### DATA SHOWN
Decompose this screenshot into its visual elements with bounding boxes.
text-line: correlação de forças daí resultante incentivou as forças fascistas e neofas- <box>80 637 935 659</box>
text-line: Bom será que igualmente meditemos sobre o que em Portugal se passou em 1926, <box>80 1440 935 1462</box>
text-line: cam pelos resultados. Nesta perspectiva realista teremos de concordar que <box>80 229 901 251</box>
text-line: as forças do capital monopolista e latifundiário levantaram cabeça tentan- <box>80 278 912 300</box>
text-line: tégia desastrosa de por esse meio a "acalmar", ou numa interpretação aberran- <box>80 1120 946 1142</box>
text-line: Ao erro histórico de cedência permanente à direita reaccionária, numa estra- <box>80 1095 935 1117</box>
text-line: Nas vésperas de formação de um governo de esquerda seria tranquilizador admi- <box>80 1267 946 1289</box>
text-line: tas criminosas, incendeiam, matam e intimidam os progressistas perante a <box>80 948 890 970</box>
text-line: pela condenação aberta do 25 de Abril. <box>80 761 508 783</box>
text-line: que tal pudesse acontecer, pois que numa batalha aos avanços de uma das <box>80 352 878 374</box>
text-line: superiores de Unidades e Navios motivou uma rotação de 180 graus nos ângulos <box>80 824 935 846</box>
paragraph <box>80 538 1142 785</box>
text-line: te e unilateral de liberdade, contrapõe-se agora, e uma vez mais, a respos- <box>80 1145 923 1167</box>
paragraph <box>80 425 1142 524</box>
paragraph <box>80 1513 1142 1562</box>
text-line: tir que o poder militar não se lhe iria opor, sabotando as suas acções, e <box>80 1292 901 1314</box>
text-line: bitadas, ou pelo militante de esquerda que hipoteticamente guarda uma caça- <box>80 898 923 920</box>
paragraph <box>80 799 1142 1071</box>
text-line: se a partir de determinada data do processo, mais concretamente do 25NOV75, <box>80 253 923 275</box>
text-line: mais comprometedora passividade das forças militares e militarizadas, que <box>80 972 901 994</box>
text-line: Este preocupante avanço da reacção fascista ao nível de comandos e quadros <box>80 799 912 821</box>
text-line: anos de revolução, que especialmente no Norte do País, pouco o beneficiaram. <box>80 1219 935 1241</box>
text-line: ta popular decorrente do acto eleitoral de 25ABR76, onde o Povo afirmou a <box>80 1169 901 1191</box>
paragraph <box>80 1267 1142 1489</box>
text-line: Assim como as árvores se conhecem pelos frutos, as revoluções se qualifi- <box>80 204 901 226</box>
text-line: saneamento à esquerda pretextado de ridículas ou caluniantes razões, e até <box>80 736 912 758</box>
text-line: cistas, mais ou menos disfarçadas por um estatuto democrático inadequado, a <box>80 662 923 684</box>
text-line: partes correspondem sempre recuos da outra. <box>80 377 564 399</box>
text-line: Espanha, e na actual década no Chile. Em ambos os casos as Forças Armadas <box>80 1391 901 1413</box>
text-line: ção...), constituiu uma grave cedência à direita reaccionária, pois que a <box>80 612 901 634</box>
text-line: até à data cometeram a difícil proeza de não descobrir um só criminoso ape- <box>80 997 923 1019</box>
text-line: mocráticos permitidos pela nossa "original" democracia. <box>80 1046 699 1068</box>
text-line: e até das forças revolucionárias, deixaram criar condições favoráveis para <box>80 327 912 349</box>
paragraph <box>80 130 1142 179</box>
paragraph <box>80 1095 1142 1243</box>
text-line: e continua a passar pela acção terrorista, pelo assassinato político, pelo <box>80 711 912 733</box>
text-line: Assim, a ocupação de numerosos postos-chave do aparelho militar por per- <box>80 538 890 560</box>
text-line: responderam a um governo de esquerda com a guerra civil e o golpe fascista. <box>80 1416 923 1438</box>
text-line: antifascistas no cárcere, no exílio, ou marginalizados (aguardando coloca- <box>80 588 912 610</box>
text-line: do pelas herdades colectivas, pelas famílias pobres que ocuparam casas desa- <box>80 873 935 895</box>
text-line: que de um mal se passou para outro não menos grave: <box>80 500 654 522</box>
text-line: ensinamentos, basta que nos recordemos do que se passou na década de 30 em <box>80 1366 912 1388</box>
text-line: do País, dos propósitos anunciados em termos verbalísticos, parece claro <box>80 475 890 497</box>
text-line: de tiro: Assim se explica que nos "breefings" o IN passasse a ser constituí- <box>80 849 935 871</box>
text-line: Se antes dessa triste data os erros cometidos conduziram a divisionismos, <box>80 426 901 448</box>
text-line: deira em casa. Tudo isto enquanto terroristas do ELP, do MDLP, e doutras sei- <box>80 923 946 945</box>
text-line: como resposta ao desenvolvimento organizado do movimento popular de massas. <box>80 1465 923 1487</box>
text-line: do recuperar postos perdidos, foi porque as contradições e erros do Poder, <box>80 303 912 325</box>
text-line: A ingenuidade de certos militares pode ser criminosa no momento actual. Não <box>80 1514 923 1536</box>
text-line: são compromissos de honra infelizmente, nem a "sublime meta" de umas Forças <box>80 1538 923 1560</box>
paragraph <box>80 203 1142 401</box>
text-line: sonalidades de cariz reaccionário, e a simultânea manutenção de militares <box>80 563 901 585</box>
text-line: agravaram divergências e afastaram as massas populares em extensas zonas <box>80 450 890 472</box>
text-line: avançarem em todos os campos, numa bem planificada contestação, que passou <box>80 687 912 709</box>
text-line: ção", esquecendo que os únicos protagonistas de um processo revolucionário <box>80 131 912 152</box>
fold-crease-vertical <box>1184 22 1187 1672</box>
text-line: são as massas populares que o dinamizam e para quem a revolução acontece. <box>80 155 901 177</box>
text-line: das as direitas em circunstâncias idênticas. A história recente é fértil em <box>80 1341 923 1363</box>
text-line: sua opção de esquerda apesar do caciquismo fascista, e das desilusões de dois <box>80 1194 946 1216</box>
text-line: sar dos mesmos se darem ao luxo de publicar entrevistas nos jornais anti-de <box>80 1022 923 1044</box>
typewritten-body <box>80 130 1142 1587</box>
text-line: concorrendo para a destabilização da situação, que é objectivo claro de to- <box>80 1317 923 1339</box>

### SET TASK
Which lines in the listing above contain the word "militares"? Gather each one and copy it in full.

### EXERCISE RESPONSE
text-line: mais comprometedora passividade das forças militares e militarizadas, que <box>80 972 901 994</box>
text-line: A ingenuidade de certos militares pode ser criminosa no momento actual. Não <box>80 1514 923 1536</box>
text-line: sonalidades de cariz reaccionário, e a simultânea manutenção de militares <box>80 563 901 585</box>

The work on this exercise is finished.